+++ DATA LINES
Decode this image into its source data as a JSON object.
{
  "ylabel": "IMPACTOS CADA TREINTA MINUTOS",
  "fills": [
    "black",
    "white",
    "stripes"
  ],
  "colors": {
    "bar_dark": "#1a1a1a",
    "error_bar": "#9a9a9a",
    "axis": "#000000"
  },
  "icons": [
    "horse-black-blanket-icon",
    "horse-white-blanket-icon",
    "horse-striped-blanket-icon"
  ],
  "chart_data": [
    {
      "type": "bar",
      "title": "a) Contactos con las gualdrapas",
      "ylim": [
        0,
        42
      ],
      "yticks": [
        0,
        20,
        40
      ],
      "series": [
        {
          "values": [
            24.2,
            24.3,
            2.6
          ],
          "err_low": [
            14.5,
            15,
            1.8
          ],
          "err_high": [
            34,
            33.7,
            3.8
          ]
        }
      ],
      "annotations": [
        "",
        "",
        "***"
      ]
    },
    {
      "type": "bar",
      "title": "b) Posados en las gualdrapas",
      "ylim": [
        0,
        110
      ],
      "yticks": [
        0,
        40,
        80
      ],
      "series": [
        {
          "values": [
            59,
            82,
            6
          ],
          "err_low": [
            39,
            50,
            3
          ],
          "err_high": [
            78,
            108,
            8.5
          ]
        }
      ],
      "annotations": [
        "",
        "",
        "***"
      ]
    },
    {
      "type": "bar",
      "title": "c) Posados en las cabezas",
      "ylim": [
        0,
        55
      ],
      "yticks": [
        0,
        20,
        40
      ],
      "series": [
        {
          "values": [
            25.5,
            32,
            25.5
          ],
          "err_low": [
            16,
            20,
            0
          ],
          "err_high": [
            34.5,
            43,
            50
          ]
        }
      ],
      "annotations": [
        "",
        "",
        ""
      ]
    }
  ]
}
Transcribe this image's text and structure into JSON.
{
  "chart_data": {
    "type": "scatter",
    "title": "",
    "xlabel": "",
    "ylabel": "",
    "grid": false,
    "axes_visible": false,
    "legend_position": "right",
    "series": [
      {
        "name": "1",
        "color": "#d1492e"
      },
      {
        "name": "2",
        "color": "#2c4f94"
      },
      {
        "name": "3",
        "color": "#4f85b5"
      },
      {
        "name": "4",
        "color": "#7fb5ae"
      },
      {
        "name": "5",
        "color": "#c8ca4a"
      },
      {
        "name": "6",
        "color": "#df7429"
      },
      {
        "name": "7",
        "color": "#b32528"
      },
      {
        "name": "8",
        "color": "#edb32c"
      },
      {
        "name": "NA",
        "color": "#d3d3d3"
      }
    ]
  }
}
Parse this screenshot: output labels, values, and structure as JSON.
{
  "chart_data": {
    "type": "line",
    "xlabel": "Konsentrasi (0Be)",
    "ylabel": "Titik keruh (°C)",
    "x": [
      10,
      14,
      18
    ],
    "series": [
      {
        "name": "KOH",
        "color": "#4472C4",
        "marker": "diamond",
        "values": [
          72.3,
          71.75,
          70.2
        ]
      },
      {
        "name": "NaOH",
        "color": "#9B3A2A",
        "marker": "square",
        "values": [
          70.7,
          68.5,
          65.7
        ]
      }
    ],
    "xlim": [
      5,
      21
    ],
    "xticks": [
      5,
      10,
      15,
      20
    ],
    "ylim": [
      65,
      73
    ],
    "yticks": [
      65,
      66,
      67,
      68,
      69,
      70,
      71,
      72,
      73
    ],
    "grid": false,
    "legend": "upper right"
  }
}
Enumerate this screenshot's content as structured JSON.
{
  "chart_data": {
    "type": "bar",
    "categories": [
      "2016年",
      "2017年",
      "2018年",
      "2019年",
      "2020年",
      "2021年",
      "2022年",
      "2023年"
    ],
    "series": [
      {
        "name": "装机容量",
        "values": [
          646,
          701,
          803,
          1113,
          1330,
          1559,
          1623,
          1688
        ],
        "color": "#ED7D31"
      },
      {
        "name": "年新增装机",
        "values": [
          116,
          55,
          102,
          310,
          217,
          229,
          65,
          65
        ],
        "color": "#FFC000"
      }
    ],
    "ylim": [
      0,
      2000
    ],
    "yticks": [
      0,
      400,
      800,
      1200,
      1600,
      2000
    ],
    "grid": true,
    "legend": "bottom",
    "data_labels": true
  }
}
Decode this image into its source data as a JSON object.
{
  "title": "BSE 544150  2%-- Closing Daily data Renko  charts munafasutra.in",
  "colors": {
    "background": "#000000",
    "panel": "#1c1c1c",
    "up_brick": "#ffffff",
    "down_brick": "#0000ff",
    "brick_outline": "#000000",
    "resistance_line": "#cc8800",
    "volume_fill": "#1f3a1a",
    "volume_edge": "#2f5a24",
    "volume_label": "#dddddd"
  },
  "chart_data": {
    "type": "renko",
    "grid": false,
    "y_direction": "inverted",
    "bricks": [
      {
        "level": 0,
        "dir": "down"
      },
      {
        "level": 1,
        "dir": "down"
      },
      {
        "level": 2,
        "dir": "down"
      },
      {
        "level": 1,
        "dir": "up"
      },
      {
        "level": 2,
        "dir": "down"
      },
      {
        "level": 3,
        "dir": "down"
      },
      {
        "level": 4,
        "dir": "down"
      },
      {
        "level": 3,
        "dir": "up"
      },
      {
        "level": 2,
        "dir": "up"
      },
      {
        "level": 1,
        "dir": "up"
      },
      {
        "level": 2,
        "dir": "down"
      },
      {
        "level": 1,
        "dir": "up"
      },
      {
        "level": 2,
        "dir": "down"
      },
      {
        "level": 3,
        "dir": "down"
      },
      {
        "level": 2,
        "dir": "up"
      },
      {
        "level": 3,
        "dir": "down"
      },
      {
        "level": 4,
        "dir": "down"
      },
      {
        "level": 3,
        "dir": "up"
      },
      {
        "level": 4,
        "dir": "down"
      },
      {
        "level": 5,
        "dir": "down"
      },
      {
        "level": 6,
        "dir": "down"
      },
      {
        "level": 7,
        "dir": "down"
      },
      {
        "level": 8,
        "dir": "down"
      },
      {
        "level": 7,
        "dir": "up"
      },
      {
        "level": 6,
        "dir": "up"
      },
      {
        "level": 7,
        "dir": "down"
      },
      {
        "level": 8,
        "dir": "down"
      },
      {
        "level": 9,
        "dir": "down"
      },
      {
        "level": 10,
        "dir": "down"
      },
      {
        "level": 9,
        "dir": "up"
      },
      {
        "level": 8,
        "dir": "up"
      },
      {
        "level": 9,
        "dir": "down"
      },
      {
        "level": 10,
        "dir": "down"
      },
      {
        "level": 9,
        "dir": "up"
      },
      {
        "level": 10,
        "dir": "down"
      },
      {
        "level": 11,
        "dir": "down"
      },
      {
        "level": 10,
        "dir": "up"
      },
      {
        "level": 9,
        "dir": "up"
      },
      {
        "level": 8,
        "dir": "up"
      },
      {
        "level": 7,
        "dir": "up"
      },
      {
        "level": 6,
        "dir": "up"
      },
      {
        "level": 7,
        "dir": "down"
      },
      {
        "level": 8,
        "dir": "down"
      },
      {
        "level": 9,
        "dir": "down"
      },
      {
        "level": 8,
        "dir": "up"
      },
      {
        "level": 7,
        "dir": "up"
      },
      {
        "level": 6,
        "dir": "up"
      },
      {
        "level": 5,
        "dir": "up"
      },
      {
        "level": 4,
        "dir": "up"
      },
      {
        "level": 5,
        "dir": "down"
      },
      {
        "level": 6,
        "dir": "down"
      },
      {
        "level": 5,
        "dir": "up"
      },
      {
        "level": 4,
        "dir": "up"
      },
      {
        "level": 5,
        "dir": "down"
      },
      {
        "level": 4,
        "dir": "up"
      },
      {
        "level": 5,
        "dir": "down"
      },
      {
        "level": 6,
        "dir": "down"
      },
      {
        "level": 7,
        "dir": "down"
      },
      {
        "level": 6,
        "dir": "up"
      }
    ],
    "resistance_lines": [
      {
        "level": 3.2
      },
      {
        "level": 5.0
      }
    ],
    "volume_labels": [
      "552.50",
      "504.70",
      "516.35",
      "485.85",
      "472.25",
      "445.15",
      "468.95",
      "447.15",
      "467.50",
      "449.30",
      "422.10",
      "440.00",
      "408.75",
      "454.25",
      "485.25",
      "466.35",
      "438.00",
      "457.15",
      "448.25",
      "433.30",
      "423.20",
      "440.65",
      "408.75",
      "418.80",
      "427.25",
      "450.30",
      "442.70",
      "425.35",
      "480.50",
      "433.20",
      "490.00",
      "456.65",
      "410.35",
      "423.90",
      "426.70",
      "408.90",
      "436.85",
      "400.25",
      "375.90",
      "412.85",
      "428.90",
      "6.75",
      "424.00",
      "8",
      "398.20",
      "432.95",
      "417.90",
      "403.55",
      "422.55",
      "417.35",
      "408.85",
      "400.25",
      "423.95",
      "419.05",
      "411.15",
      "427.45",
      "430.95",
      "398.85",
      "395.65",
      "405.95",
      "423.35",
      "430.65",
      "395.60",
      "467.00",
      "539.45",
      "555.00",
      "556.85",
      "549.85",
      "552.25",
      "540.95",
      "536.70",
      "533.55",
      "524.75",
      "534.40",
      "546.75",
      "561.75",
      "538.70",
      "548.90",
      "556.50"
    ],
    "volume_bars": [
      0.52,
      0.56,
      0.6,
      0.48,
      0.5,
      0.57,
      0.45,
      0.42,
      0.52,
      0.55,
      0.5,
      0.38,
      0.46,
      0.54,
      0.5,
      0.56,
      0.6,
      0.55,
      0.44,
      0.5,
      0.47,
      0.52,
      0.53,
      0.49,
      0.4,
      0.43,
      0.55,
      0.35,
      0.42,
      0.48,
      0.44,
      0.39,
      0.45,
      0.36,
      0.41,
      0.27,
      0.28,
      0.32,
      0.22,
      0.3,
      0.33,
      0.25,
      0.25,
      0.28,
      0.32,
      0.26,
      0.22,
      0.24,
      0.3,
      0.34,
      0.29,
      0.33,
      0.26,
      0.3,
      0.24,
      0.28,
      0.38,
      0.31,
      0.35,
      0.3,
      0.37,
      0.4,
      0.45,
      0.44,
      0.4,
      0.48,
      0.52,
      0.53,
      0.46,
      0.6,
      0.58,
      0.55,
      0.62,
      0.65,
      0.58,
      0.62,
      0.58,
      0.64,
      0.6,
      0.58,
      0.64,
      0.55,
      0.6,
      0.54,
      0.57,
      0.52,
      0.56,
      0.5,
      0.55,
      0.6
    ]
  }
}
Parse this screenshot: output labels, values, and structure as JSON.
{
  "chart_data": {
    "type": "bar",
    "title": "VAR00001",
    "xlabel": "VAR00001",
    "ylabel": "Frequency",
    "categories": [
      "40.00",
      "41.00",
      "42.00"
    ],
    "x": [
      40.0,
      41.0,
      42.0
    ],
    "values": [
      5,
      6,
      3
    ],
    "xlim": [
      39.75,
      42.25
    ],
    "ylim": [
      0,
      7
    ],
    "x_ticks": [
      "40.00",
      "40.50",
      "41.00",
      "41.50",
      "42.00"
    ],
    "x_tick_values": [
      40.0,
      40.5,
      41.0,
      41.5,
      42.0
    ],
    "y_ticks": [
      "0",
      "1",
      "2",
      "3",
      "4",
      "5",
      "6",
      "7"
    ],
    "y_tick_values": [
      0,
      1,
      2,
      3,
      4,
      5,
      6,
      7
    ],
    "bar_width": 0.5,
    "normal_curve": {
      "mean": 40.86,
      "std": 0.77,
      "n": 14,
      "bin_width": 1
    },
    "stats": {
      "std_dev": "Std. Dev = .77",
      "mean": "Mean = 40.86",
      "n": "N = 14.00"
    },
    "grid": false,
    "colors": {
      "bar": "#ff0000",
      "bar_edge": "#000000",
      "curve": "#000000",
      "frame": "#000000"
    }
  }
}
++++++
Take every line from the records above that has the word "horse" and copy it.

    "horse-black-blanket-icon",
    "horse-white-blanket-icon",
    "horse-striped-blanket-icon"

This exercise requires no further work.